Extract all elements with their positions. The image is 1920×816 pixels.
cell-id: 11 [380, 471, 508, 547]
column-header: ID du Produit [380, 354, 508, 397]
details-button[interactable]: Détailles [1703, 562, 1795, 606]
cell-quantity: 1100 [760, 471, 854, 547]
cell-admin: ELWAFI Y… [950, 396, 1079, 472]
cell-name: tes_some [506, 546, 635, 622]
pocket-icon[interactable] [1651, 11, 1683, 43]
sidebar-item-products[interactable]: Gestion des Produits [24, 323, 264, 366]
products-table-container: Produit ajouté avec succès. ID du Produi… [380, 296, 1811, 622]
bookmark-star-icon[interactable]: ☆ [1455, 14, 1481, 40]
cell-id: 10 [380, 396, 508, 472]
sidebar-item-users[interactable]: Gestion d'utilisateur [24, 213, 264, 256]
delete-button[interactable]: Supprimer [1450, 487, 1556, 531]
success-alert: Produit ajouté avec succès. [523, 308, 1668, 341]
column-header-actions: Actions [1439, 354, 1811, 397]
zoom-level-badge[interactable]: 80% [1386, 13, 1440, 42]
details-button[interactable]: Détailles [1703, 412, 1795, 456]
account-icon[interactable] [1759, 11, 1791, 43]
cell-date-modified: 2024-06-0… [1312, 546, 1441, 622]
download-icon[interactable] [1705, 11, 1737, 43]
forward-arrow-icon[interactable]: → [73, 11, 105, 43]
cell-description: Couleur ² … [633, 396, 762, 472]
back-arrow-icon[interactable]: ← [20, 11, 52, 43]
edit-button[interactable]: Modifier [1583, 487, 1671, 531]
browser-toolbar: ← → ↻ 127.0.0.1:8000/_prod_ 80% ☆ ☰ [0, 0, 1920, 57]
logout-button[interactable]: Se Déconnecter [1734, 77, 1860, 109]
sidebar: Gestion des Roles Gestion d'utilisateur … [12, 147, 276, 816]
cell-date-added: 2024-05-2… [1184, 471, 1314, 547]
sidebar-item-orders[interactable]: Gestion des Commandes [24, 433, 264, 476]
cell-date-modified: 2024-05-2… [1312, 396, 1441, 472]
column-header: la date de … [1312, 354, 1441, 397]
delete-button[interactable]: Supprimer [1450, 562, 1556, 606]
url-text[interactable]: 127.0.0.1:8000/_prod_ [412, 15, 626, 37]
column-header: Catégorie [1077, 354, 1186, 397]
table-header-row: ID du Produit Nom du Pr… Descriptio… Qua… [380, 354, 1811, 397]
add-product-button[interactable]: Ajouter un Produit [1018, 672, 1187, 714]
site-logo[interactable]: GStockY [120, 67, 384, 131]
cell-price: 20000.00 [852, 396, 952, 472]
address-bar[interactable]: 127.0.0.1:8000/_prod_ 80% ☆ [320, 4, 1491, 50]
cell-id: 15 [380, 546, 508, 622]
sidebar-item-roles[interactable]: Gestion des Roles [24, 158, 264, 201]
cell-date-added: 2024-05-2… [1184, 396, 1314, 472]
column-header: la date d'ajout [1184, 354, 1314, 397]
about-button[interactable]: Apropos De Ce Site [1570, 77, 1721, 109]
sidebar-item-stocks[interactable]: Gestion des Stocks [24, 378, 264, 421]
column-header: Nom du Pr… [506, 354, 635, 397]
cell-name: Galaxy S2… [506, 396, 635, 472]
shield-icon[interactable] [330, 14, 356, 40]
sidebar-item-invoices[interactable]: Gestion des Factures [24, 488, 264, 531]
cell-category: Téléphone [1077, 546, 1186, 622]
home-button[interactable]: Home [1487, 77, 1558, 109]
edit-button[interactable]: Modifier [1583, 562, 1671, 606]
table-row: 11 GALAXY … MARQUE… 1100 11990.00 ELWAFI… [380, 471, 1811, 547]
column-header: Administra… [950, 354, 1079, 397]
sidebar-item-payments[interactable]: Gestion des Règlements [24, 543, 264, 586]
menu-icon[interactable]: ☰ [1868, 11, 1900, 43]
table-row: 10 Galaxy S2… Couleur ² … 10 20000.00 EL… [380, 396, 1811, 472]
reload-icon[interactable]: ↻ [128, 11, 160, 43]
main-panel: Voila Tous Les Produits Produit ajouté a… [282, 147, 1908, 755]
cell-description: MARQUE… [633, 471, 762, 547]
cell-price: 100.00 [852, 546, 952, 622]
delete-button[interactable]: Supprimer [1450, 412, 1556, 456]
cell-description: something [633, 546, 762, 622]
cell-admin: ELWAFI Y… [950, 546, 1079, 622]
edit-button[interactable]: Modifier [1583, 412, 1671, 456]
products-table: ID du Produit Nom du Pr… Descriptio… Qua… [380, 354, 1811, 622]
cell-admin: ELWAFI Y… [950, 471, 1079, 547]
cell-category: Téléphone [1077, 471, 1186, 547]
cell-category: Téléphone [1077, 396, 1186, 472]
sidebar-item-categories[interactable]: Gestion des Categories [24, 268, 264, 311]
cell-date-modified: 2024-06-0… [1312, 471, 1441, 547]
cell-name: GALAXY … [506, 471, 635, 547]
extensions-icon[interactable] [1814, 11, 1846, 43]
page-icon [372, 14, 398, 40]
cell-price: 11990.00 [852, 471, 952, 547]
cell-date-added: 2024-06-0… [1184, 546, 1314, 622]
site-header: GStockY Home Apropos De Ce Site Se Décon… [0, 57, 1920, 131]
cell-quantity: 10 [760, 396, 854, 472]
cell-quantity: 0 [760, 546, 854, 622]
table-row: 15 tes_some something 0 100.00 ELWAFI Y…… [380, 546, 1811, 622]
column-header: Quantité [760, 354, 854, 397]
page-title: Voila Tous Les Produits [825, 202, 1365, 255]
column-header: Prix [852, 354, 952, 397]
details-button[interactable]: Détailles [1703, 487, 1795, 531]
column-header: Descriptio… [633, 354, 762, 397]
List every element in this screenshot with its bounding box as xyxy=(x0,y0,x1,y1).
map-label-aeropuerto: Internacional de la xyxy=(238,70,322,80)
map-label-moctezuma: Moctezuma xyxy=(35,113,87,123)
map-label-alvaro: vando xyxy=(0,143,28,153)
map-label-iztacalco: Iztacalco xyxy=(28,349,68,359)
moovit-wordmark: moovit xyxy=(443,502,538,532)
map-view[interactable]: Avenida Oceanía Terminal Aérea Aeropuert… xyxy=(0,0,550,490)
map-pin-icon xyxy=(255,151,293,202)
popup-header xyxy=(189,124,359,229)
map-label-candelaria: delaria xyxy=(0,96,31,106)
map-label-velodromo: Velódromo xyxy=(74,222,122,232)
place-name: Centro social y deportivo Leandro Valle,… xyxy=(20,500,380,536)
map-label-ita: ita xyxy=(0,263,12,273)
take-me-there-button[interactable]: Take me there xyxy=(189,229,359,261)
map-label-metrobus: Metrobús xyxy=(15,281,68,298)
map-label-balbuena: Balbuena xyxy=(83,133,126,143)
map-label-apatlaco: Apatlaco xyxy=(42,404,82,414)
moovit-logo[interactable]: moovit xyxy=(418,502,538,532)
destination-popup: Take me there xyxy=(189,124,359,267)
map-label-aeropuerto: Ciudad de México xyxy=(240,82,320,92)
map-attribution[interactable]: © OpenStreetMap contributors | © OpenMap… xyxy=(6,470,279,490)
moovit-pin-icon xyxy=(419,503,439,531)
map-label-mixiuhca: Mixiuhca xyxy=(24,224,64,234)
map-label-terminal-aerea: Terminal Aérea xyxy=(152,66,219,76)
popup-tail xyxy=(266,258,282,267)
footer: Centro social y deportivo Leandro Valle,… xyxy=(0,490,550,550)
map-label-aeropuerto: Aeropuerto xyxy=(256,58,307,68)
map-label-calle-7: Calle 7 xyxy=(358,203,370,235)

What you will do - Give every line of the records above as a JSON list of strings, one string per line, with blank lines left out.

Task result -
[
  "Extract all elements with their positions. The image is 1920×816 pixels.",
  "cell-id: 11 [380, 471, 508, 547]",
  "column-header: ID du Produit [380, 354, 508, 397]",
  "details-button[interactable]: Détailles [1703, 562, 1795, 606]",
  "cell-quantity: 1100 [760, 471, 854, 547]",
  "cell-admin: ELWAFI Y… [950, 396, 1079, 472]",
  "cell-name: tes_some [506, 546, 635, 622]",
  "pocket-icon[interactable] [1651, 11, 1683, 43]",
  "sidebar-item-products[interactable]: Gestion des Produits [24, 323, 264, 366]",
  "products-table-container: Produit ajouté avec succès. ID du Produi… [380, 296, 1811, 622]",
  "bookmark-star-icon[interactable]: ☆ [1455, 14, 1481, 40]",
  "cell-id: 10 [380, 396, 508, 472]",
  "sidebar-item-users[interactable]: Gestion d'utilisateur [24, 213, 264, 256]",
  "delete-button[interactable]: Supprimer [1450, 487, 1556, 531]",
  "success-alert: Produit ajouté avec succès. [523, 308, 1668, 341]",
  "column-header-actions: Actions [1439, 354, 1811, 397]",
  "zoom-level-badge[interactable]: 80% [1386, 13, 1440, 42]",
  "details-button[interactable]: Détailles [1703, 412, 1795, 456]",
  "account-icon[interactable] [1759, 11, 1791, 43]",
  "cell-date-modified: 2024-06-0… [1312, 546, 1441, 622]",
  "download-icon[interactable] [1705, 11, 1737, 43]",
  "forward-arrow-icon[interactable]: → [73, 11, 105, 43]",
  "cell-description: Couleur ² … [633, 396, 762, 472]",
  "back-arrow-icon[interactable]: ← [20, 11, 52, 43]",
  "edit-button[interactable]: Modifier [1583, 487, 1671, 531]",
  "browser-toolbar: ← → ↻ 127.0.0.1:8000/_prod_ 80% ☆ ☰ [0, 0, 1920, 57]",
  "logout-button[interactable]: Se Déconnecter [1734, 77, 1860, 109]",
  "sidebar: Gestion des Roles Gestion d'utilisateur … [12, 147, 276, 816]",
  "cell-date-added: 2024-05-2… [1184, 471, 1314, 547]",
  "sidebar-item-orders[interactable]: Gestion des Commandes [24, 433, 264, 476]",
  "cell-date-modified: 2024-05-2… [1312, 396, 1441, 472]",
  "column-header: la date de … [1312, 354, 1441, 397]",
  "delete-button[interactable]: Supprimer [1450, 562, 1556, 606]",
  "url-text[interactable]: 127.0.0.1:8000/_prod_ [412, 15, 626, 37]",
  "column-header: Catégorie [1077, 354, 1186, 397]",
  "table-header-row: ID du Produit Nom du Pr… Descriptio… Qua… [380, 354, 1811, 397]",
  "add-product-button[interactable]: Ajouter un Produit [1018, 672, 1187, 714]",
  "site-logo[interactable]: GStockY [120, 67, 384, 131]",
  "cell-price: 20000.00 [852, 396, 952, 472]",
  "address-bar[interactable]: 127.0.0.1:8000/_prod_ 80% ☆ [320, 4, 1491, 50]",
  "cell-id: 15 [380, 546, 508, 622]",
  "sidebar-item-roles[interactable]: Gestion des Roles [24, 158, 264, 201]",
  "cell-date-added: 2024-05-2… [1184, 396, 1314, 472]",
  "column-header: la date d'ajout [1184, 354, 1314, 397]",
  "about-button[interactable]: Apropos De Ce Site [1570, 77, 1721, 109]",
  "sidebar-item-stocks[interactable]: Gestion des Stocks [24, 378, 264, 421]",
  "column-header: Nom du Pr… [506, 354, 635, 397]",
  "cell-name: Galaxy S2… [506, 396, 635, 472]",
  "shield-icon[interactable] [330, 14, 356, 40]",
  "sidebar-item-invoices[interactable]: Gestion des Factures [24, 488, 264, 531]",
  "cell-category: Téléphone [1077, 546, 1186, 622]",
  "home-button[interactable]: Home [1487, 77, 1558, 109]",
  "edit-button[interactable]: Modifier [1583, 562, 1671, 606]",
  "table-row: 11 GALAXY … MARQUE… 1100 11990.00 ELWAFI… [380, 471, 1811, 547]",
  "column-header: Administra… [950, 354, 1079, 397]",
  "sidebar-item-payments[interactable]: Gestion des Règlements [24, 543, 264, 586]",
  "menu-icon[interactable]: ☰ [1868, 11, 1900, 43]",
  "table-row: 10 Galaxy S2… Couleur ² … 10 20000.00 EL… [380, 396, 1811, 472]",
  "reload-icon[interactable]: ↻ [128, 11, 160, 43]",
  "main-panel: Voila Tous Les Produits Produit ajouté a… [282, 147, 1908, 755]",
  "cell-description: MARQUE… [633, 471, 762, 547]",
  "cell-price: 100.00 [852, 546, 952, 622]",
  "delete-button[interactable]: Supprimer [1450, 412, 1556, 456]",
  "cell-description: something [633, 546, 762, 622]",
  "cell-admin: ELWAFI Y… [950, 546, 1079, 622]",
  "edit-button[interactable]: Modifier [1583, 412, 1671, 456]",
  "products-table: ID du Produit Nom du Pr… Descriptio… Qua… [380, 354, 1811, 622]",
  "cell-admin: ELWAFI Y… [950, 471, 1079, 547]",
  "cell-category: Téléphone [1077, 471, 1186, 547]",
  "cell-category: Téléphone [1077, 396, 1186, 472]",
  "sidebar-item-categories[interactable]: Gestion des Categories [24, 268, 264, 311]",
  "cell-date-modified: 2024-06-0… [1312, 471, 1441, 547]",
  "cell-name: GALAXY … [506, 471, 635, 547]",
  "extensions-icon[interactable] [1814, 11, 1846, 43]",
  "page-icon [372, 14, 398, 40]",
  "cell-price: 11990.00 [852, 471, 952, 547]",
  "cell-date-added: 2024-06-0… [1184, 546, 1314, 622]",
  "site-header: GStockY Home Apropos De Ce Site Se Décon… [0, 57, 1920, 131]",
  "cell-quantity: 10 [760, 396, 854, 472]",
  "cell-quantity: 0 [760, 546, 854, 622]",
  "table-row: 15 tes_some something 0 100.00 ELWAFI Y…… [380, 546, 1811, 622]",
  "column-header: Quantité [760, 354, 854, 397]",
  "page-title: Voila Tous Les Produits [825, 202, 1365, 255]",
  "column-header: Prix [852, 354, 952, 397]",
  "details-button[interactable]: Détailles [1703, 487, 1795, 531]",
  "column-header: Descriptio… [633, 354, 762, 397]",
  "List every element in this screenshot with its bounding box as xyxy=(x0,y0,x1,y1).",
  "map-label-aeropuerto: Internacional de la xyxy=(238,70,322,80)",
  "map-label-moctezuma: Moctezuma xyxy=(35,113,87,123)",
  "map-label-alvaro: vando xyxy=(0,143,28,153)",
  "map-label-iztacalco: Iztacalco xyxy=(28,349,68,359)",
  "moovit-wordmark: moovit xyxy=(443,502,538,532)",
  "map-view[interactable]: Avenida Oceanía Terminal Aérea Aeropuert… xyxy=(0,0,550,490)",
  "map-pin-icon xyxy=(255,151,293,202)",
  "popup-header xyxy=(189,124,359,229)",
  "map-label-candelaria: delaria xyxy=(0,96,31,106)",
  "map-label-velodromo: Velódromo xyxy=(74,222,122,232)",
  "place-name: Centro social y deportivo Leandro Valle,… xyxy=(20,500,380,536)",
  "map-label-ita: ita xyxy=(0,263,12,273)",
  "take-me-there-button[interactable]: Take me there xyxy=(189,229,359,261)",
  "map-label-metrobus: Metrobús xyxy=(15,281,68,298)",
  "map-label-balbuena: Balbuena xyxy=(83,133,126,143)",
  "map-label-apatlaco: Apatlaco xyxy=(42,404,82,414)",
  "moovit-logo[interactable]: moovit xyxy=(418,502,538,532)",
  "destination-popup: Take me there xyxy=(189,124,359,267)",
  "map-label-aeropuerto: Ciudad de México xyxy=(240,82,320,92)",
  "map-attribution[interactable]: © OpenStreetMap contributors | © OpenMap… xyxy=(6,470,279,490)",
  "moovit-pin-icon xyxy=(419,503,439,531)",
  "map-label-mixiuhca: Mixiuhca xyxy=(24,224,64,234)",
  "map-label-terminal-aerea: Terminal Aérea xyxy=(152,66,219,76)",
  "popup-tail xyxy=(266,258,282,267)",
  "footer: Centro social y deportivo Leandro Valle,… xyxy=(0,490,550,550)",
  "map-label-aeropuerto: Aeropuerto xyxy=(256,58,307,68)",
  "map-label-calle-7: Calle 7 xyxy=(358,203,370,235)"
]